[A block of data]
■ ■ ■

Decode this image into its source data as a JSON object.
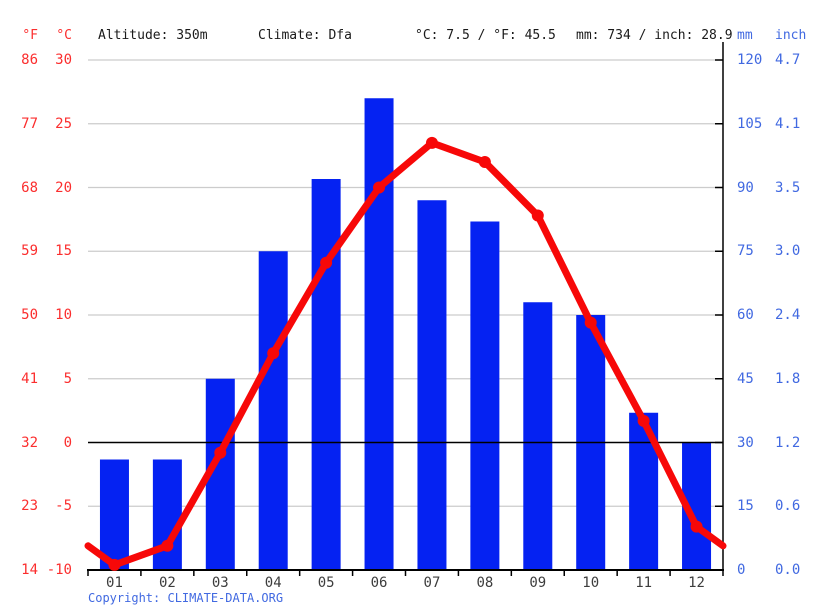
{
  "header": {
    "f_label": "°F",
    "c_label": "°C",
    "altitude": "Altitude: 350m",
    "climate": "Climate: Dfa",
    "temp_summary": "°C: 7.5 / °F: 45.5",
    "precip_summary": "mm: 734 / inch: 28.9",
    "mm_label": "mm",
    "inch_label": "inch"
  },
  "footer": {
    "copyright_label": "Copyright: ",
    "link_text": "CLIMATE-DATA.ORG"
  },
  "colors": {
    "bar_blue": "#0522f2",
    "line_red": "#f70808",
    "axis_text_red": "#fb2e2e",
    "axis_text_blue": "#4169e1",
    "gridline_gray": "#cccccc",
    "axis_black": "#000000",
    "month_text": "#3d3d3d"
  },
  "chart_data": {
    "type": "combo",
    "title": "Climate graph (monthly precipitation bars and temperature line)",
    "categories": [
      "01",
      "02",
      "03",
      "04",
      "05",
      "06",
      "07",
      "08",
      "09",
      "10",
      "11",
      "12"
    ],
    "series": [
      {
        "name": "Precipitation",
        "type": "bar",
        "unit": "mm",
        "values": [
          26,
          26,
          45,
          75,
          92,
          111,
          87,
          82,
          63,
          60,
          37,
          30
        ],
        "annual_total_mm": 734,
        "color": "#0522f2"
      },
      {
        "name": "Temperature",
        "type": "line",
        "unit": "°C",
        "values": [
          -9.6,
          -8.1,
          -0.8,
          7.0,
          14.1,
          20.0,
          23.5,
          22.0,
          17.8,
          9.4,
          1.7,
          -6.6
        ],
        "annual_mean_c": 7.5,
        "edge_value": -8.1,
        "color": "#f70808"
      }
    ],
    "axes": {
      "left_fahrenheit_ticks": [
        "86",
        "77",
        "68",
        "59",
        "50",
        "41",
        "32",
        "23",
        "14"
      ],
      "left_celsius_ticks": [
        "30",
        "25",
        "20",
        "15",
        "10",
        "5",
        "0",
        "-5",
        "-10"
      ],
      "right_mm_ticks": [
        "120",
        "105",
        "90",
        "75",
        "60",
        "45",
        "30",
        "15",
        "0"
      ],
      "right_inch_ticks": [
        "4.7",
        "4.1",
        "3.5",
        "3.0",
        "2.4",
        "1.8",
        "1.2",
        "0.6",
        "0.0"
      ],
      "celsius_range": [
        -10,
        30
      ],
      "mm_range": [
        0,
        120
      ]
    },
    "grid": true,
    "zero_line_celsius": 0,
    "legend": "none"
  }
}
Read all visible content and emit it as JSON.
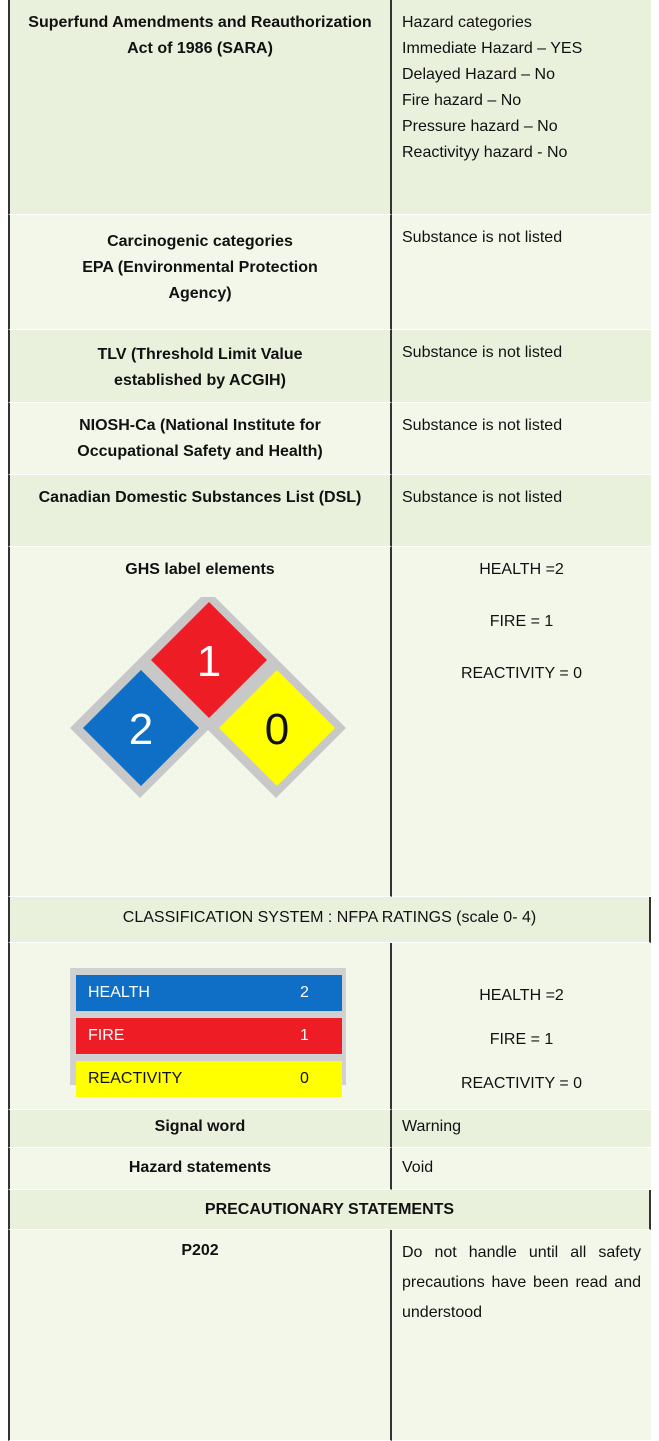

■ ■ ■

• _WHAT IS ASKED_
Word for word, quote the full listing, omitting every picture.

• _ANSWER FOR THE TASK_
Decode this image into its source data as a JSON object.
{
  "header": {
    "f_label": "°F",
    "c_label": "°C",
    "altitude": "Altitude: 350m",
    "climate": "Climate: Dfa",
    "temp_summary": "°C: 7.5 / °F: 45.5",
    "precip_summary": "mm: 734 / inch: 28.9",
    "mm_label": "mm",
    "inch_label": "inch"
  },
  "footer": {
    "copyright_label": "Copyright: ",
    "link_text": "CLIMATE-DATA.ORG"
  },
  "colors": {
    "bar_blue": "#0522f2",
    "line_red": "#f70808",
    "axis_text_red": "#fb2e2e",
    "axis_text_blue": "#4169e1",
    "gridline_gray": "#cccccc",
    "axis_black": "#000000",
    "month_text": "#3d3d3d"
  },
  "chart_data": {
    "type": "combo",
    "title": "Climate graph (monthly precipitation bars and temperature line)",
    "categories": [
      "01",
      "02",
      "03",
      "04",
      "05",
      "06",
      "07",
      "08",
      "09",
      "10",
      "11",
      "12"
    ],
    "series": [
      {
        "name": "Precipitation",
        "type": "bar",
        "unit": "mm",
        "values": [
          26,
          26,
          45,
          75,
          92,
          111,
          87,
          82,
          63,
          60,
          37,
          30
        ],
        "annual_total_mm": 734,
        "color": "#0522f2"
      },
      {
        "name": "Temperature",
        "type": "line",
        "unit": "°C",
        "values": [
          -9.6,
          -8.1,
          -0.8,
          7.0,
          14.1,
          20.0,
          23.5,
          22.0,
          17.8,
          9.4,
          1.7,
          -6.6
        ],
        "annual_mean_c": 7.5,
        "edge_value": -8.1,
        "color": "#f70808"
      }
    ],
    "axes": {
      "left_fahrenheit_ticks": [
        "86",
        "77",
        "68",
        "59",
        "50",
        "41",
        "32",
        "23",
        "14"
      ],
      "left_celsius_ticks": [
        "30",
        "25",
        "20",
        "15",
        "10",
        "5",
        "0",
        "-5",
        "-10"
      ],
      "right_mm_ticks": [
        "120",
        "105",
        "90",
        "75",
        "60",
        "45",
        "30",
        "15",
        "0"
      ],
      "right_inch_ticks": [
        "4.7",
        "4.1",
        "3.5",
        "3.0",
        "2.4",
        "1.8",
        "1.2",
        "0.6",
        "0.0"
      ],
      "celsius_range": [
        -10,
        30
      ],
      "mm_range": [
        0,
        120
      ]
    },
    "grid": true,
    "zero_line_celsius": 0,
    "legend": "none"
  }
}
Read all visible content and emit it as JSON.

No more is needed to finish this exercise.